- [Stated task]: Read the listing below and copy out every line that holds "icon".

>> START Given records

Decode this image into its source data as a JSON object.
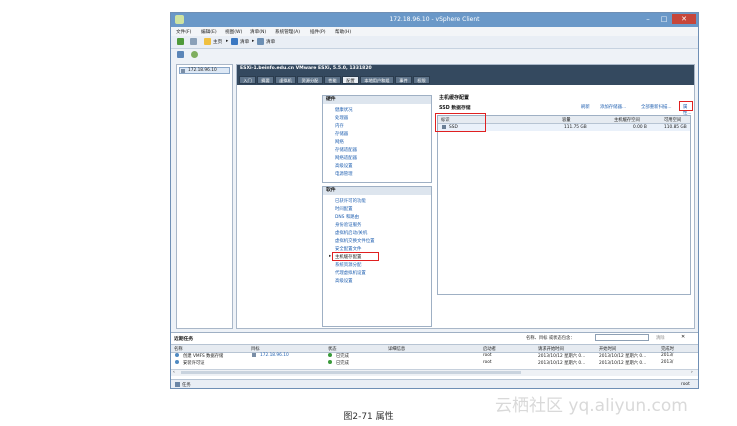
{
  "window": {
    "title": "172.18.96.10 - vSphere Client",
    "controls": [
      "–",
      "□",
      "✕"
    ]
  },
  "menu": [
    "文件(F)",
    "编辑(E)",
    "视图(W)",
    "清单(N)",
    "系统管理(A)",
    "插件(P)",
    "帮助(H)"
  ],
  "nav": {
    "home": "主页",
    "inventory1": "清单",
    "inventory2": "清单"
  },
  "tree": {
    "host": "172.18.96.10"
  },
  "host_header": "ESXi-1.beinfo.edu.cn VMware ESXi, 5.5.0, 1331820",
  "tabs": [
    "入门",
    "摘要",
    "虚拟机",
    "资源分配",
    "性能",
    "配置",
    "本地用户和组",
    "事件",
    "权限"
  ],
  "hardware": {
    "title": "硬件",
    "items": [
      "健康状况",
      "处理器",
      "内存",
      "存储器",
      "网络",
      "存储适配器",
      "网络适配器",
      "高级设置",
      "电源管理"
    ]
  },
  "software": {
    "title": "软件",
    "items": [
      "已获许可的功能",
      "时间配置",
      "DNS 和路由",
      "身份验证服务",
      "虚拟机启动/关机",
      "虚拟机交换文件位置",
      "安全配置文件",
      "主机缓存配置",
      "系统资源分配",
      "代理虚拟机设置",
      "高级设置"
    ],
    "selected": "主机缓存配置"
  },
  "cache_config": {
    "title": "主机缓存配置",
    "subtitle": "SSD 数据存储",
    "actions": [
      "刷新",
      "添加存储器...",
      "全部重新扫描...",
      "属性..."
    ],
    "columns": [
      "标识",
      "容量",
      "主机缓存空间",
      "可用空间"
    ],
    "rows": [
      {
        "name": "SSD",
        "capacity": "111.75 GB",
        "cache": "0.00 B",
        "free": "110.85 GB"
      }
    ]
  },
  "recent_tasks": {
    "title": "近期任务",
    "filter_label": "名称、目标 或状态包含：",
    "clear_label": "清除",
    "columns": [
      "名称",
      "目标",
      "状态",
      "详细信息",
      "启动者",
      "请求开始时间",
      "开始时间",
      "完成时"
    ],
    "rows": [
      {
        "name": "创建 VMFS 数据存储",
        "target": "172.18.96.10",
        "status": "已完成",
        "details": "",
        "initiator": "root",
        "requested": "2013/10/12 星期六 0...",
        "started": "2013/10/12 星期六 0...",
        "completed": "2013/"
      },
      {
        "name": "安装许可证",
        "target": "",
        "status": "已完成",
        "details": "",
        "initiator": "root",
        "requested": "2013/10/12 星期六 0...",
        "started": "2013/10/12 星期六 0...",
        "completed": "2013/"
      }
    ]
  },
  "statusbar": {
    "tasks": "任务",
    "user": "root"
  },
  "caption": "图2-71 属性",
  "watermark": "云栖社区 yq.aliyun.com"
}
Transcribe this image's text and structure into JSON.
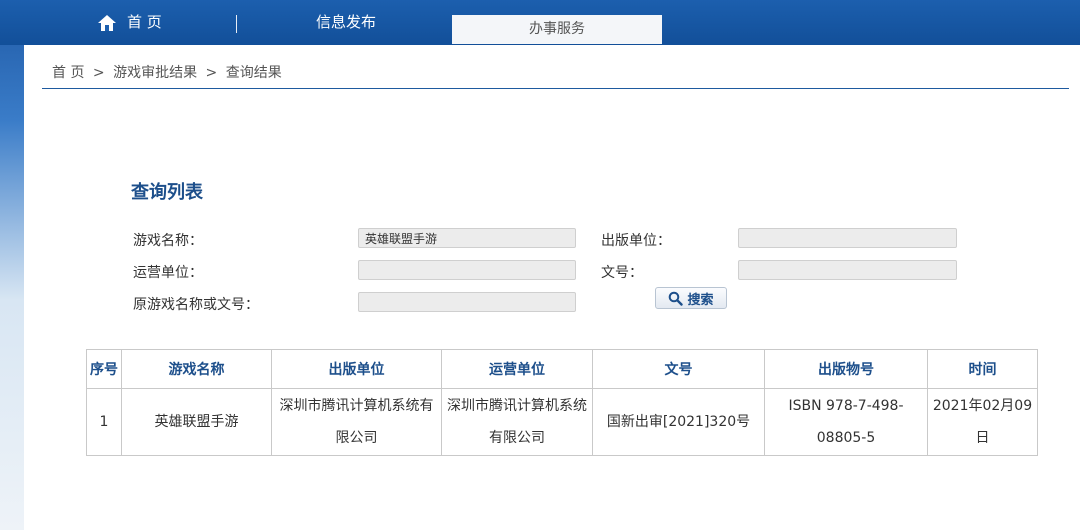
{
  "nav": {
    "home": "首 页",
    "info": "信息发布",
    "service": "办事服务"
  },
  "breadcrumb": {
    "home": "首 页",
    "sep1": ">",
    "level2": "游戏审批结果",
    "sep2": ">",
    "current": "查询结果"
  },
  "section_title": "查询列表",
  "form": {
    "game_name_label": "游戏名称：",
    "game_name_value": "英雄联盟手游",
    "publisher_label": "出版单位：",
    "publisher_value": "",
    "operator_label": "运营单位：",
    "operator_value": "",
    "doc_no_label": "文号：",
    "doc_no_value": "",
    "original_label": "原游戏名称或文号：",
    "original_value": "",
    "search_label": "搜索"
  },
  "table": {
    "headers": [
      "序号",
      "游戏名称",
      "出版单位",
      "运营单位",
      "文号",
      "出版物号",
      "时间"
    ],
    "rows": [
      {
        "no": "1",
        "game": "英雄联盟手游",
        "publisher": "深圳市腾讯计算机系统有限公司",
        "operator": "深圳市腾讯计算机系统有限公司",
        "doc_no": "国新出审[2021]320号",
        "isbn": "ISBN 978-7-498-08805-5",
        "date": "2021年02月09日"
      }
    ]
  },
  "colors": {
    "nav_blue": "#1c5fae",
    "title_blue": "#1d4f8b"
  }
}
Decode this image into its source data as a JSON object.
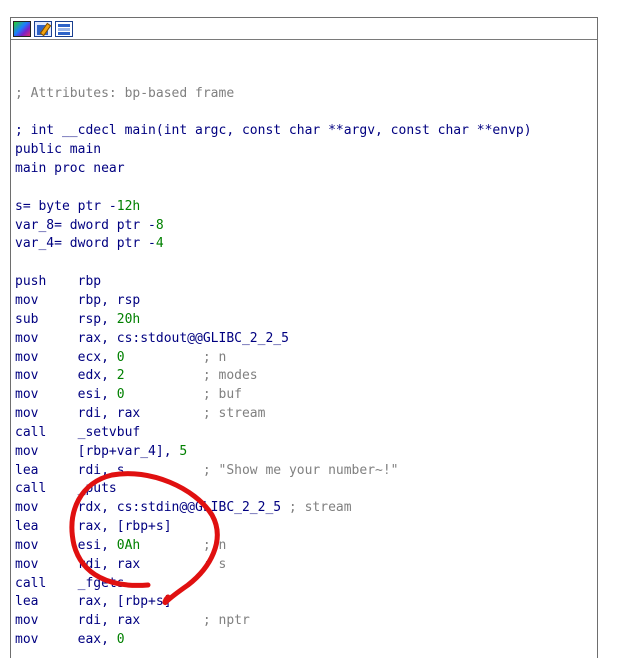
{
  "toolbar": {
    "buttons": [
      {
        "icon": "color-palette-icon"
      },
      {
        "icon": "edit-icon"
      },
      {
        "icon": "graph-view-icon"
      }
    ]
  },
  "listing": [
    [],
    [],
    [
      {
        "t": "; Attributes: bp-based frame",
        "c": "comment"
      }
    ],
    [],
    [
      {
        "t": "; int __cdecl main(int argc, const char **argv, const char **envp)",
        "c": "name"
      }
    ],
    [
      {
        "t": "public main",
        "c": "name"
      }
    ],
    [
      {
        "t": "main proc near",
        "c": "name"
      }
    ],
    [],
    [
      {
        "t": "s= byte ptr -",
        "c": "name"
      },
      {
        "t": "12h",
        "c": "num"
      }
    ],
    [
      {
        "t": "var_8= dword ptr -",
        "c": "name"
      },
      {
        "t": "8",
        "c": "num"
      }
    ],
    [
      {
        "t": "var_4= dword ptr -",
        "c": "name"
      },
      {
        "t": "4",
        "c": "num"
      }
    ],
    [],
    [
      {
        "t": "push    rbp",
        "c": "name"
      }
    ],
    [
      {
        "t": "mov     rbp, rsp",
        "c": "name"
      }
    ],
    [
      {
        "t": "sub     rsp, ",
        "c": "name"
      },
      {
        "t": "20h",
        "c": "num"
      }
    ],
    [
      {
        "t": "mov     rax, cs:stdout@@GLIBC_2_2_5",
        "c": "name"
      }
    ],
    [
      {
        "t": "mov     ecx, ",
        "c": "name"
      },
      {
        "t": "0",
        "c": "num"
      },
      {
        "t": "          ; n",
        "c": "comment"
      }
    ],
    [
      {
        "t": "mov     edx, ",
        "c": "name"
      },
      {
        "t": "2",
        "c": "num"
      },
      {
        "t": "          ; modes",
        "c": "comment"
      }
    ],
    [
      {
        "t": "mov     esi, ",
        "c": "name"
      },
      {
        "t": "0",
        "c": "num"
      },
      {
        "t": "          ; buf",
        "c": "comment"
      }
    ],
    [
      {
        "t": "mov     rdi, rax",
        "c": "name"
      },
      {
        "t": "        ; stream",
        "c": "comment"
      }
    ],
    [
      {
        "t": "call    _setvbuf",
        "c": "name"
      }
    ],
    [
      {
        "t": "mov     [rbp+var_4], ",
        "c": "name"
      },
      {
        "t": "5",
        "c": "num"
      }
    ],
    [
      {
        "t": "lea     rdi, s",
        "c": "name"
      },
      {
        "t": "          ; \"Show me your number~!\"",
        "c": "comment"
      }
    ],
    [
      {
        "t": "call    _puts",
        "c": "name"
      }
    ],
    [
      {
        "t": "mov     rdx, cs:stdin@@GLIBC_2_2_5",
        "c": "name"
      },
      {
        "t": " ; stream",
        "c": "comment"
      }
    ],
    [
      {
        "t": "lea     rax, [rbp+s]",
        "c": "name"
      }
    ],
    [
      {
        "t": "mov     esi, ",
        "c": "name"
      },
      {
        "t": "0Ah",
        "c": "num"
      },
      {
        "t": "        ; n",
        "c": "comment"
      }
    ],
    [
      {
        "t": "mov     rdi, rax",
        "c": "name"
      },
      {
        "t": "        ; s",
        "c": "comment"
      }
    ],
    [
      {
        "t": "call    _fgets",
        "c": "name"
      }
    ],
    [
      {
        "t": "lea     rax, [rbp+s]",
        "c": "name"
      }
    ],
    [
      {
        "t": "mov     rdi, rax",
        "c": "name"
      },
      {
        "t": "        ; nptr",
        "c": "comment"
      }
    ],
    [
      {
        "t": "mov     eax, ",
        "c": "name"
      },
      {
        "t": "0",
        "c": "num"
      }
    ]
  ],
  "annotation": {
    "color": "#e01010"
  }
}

>> END Given records

- [Task output]:
        "icon": "color-palette-icon"
        "icon": "edit-icon"
        "icon": "graph-view-icon"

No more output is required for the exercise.